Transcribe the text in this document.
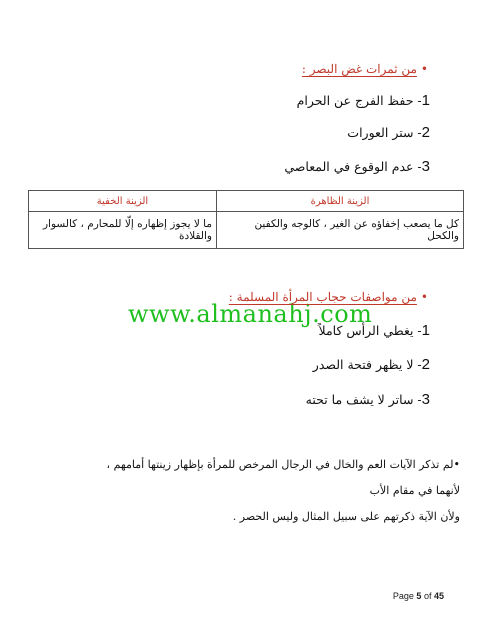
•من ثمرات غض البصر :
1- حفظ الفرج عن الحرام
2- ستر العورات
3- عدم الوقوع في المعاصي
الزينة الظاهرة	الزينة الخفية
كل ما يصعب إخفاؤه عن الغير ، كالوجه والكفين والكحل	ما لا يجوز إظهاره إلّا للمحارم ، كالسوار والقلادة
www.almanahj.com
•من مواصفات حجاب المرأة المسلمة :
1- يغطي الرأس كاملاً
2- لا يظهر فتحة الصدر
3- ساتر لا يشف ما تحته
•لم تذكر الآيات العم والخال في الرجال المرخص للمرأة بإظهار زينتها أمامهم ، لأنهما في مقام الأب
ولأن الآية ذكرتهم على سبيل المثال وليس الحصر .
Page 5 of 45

□ □ □ □ □ □ □

**Written exercise:** Exactly as written, return every line of the listing, but not the pictures.

**Correct answer:**
Transcribe the text in this document.
•من ثمرات غض البصر :
1- حفظ الفرج عن الحرام
2- ستر العورات
3- عدم الوقوع في المعاصي
الزينة الظاهرة	الزينة الخفية
كل ما يصعب إخفاؤه عن الغير ، كالوجه والكفين والكحل	ما لا يجوز إظهاره إلّا للمحارم ، كالسوار والقلادة
www.almanahj.com
•من مواصفات حجاب المرأة المسلمة :
1- يغطي الرأس كاملاً
2- لا يظهر فتحة الصدر
3- ساتر لا يشف ما تحته
•لم تذكر الآيات العم والخال في الرجال المرخص للمرأة بإظهار زينتها أمامهم ، لأنهما في مقام الأب
ولأن الآية ذكرتهم على سبيل المثال وليس الحصر .
Page 5 of 45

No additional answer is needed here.